Exercise instructions: Quote every line as written. Omit pictures.
[start]
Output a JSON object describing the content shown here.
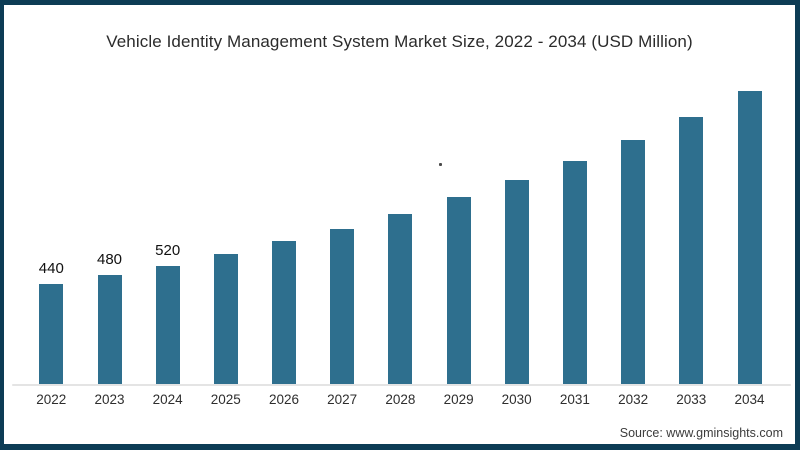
{
  "frame": {
    "border_color": "#0d3c55",
    "background_color": "#ffffff"
  },
  "chart_data": {
    "type": "bar",
    "title": "Vehicle Identity Management System Market Size, 2022 - 2034 (USD Million)",
    "xlabel": "",
    "ylabel": "",
    "categories": [
      "2022",
      "2023",
      "2024",
      "2025",
      "2026",
      "2027",
      "2028",
      "2029",
      "2030",
      "2031",
      "2032",
      "2033",
      "2034"
    ],
    "values": [
      440,
      480,
      520,
      575,
      630,
      685,
      750,
      825,
      900,
      985,
      1075,
      1175,
      1290
    ],
    "data_labels": [
      "440",
      "480",
      "520",
      null,
      null,
      null,
      null,
      null,
      null,
      null,
      null,
      null,
      null
    ],
    "values_note": "Only the 2022-2024 bars carry printed labels (440, 480, 520); later values are estimated from bar heights.",
    "bar_color": "#2e6f8e",
    "axis_line_color": "#e4e4e4",
    "ylim": [
      0,
      1300
    ],
    "grid": false,
    "legend": "none"
  },
  "annotations": [
    {
      "text": ".",
      "description": "tiny stray dot above the 2029 bar"
    }
  ],
  "source": {
    "label": "Source: www.gminsights.com"
  }
}
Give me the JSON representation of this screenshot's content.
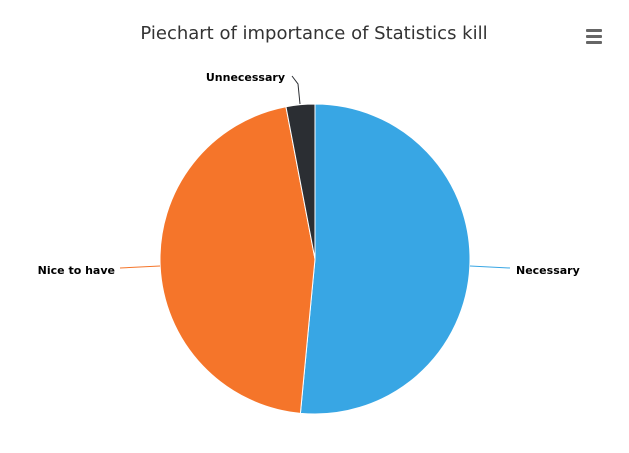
[end]
Response to this exercise:
Output a JSON object describing the content shown here.
{
  "frame": {
    "border_color": "#0d3c55",
    "background_color": "#ffffff"
  },
  "chart_data": {
    "type": "bar",
    "title": "Vehicle Identity Management System Market Size, 2022 - 2034 (USD Million)",
    "xlabel": "",
    "ylabel": "",
    "categories": [
      "2022",
      "2023",
      "2024",
      "2025",
      "2026",
      "2027",
      "2028",
      "2029",
      "2030",
      "2031",
      "2032",
      "2033",
      "2034"
    ],
    "values": [
      440,
      480,
      520,
      575,
      630,
      685,
      750,
      825,
      900,
      985,
      1075,
      1175,
      1290
    ],
    "data_labels": [
      "440",
      "480",
      "520",
      null,
      null,
      null,
      null,
      null,
      null,
      null,
      null,
      null,
      null
    ],
    "values_note": "Only the 2022-2024 bars carry printed labels (440, 480, 520); later values are estimated from bar heights.",
    "bar_color": "#2e6f8e",
    "axis_line_color": "#e4e4e4",
    "ylim": [
      0,
      1300
    ],
    "grid": false,
    "legend": "none"
  },
  "annotations": [
    {
      "text": ".",
      "description": "tiny stray dot above the 2029 bar"
    }
  ],
  "source": {
    "label": "Source: www.gminsights.com"
  }
}
Give me the JSON representation of this screenshot's content.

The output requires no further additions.